— START ITEMS —

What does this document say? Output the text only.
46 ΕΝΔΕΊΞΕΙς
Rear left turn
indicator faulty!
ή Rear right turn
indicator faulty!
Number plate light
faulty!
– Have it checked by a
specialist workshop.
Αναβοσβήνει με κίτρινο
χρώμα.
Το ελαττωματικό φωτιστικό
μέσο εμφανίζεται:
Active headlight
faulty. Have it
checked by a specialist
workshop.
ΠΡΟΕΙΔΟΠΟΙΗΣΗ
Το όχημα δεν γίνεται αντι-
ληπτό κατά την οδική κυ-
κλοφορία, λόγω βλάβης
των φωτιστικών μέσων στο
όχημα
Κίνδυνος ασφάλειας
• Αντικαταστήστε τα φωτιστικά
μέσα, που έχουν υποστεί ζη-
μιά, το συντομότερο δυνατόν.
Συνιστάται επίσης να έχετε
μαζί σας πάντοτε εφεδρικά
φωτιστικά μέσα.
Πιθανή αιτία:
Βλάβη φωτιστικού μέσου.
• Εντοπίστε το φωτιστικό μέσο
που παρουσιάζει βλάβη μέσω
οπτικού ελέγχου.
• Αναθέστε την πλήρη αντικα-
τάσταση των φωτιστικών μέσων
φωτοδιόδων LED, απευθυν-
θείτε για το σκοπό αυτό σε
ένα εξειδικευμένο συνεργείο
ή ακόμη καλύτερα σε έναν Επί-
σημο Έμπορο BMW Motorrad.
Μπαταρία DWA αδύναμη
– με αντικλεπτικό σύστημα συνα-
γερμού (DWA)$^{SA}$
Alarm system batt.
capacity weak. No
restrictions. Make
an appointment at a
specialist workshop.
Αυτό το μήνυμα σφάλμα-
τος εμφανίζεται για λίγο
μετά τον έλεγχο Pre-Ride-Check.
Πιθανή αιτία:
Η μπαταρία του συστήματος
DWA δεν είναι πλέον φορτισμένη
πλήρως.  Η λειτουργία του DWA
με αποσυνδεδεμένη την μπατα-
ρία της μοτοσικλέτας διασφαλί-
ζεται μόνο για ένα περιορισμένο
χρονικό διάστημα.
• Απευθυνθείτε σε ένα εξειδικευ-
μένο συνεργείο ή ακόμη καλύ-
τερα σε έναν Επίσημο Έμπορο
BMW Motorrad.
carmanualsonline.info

— END ITEMS —

**WHAT YOU HAVE TO DO**
Reproduce the material verbatim, line by line.

**THE ANSWER**
What does this document say? Output the text only.
46 ΕΝΔΕΊΞΕΙς
Rear left turn
indicator faulty!
ή Rear right turn
indicator faulty!
Number plate light
faulty!
– Have it checked by a
specialist workshop.
Αναβοσβήνει με κίτρινο
χρώμα.
Το ελαττωματικό φωτιστικό
μέσο εμφανίζεται:
Active headlight
faulty. Have it
checked by a specialist
workshop.
ΠΡΟΕΙΔΟΠΟΙΗΣΗ
Το όχημα δεν γίνεται αντι-
ληπτό κατά την οδική κυ-
κλοφορία, λόγω βλάβης
των φωτιστικών μέσων στο
όχημα
Κίνδυνος ασφάλειας
• Αντικαταστήστε τα φωτιστικά
μέσα, που έχουν υποστεί ζη-
μιά, το συντομότερο δυνατόν.
Συνιστάται επίσης να έχετε
μαζί σας πάντοτε εφεδρικά
φωτιστικά μέσα.
Πιθανή αιτία:
Βλάβη φωτιστικού μέσου.
• Εντοπίστε το φωτιστικό μέσο
που παρουσιάζει βλάβη μέσω
οπτικού ελέγχου.
• Αναθέστε την πλήρη αντικα-
τάσταση των φωτιστικών μέσων
φωτοδιόδων LED, απευθυν-
θείτε για το σκοπό αυτό σε
ένα εξειδικευμένο συνεργείο
ή ακόμη καλύτερα σε έναν Επί-
σημο Έμπορο BMW Motorrad.
Μπαταρία DWA αδύναμη
– με αντικλεπτικό σύστημα συνα-
γερμού (DWA)$^{SA}$
Alarm system batt.
capacity weak. No
restrictions. Make
an appointment at a
specialist workshop.
Αυτό το μήνυμα σφάλμα-
τος εμφανίζεται για λίγο
μετά τον έλεγχο Pre-Ride-Check.
Πιθανή αιτία:
Η μπαταρία του συστήματος
DWA δεν είναι πλέον φορτισμένη
πλήρως.  Η λειτουργία του DWA
με αποσυνδεδεμένη την μπατα-
ρία της μοτοσικλέτας διασφαλί-
ζεται μόνο για ένα περιορισμένο
χρονικό διάστημα.
• Απευθυνθείτε σε ένα εξειδικευ-
μένο συνεργείο ή ακόμη καλύ-
τερα σε έναν Επίσημο Έμπορο
BMW Motorrad.
carmanualsonline.info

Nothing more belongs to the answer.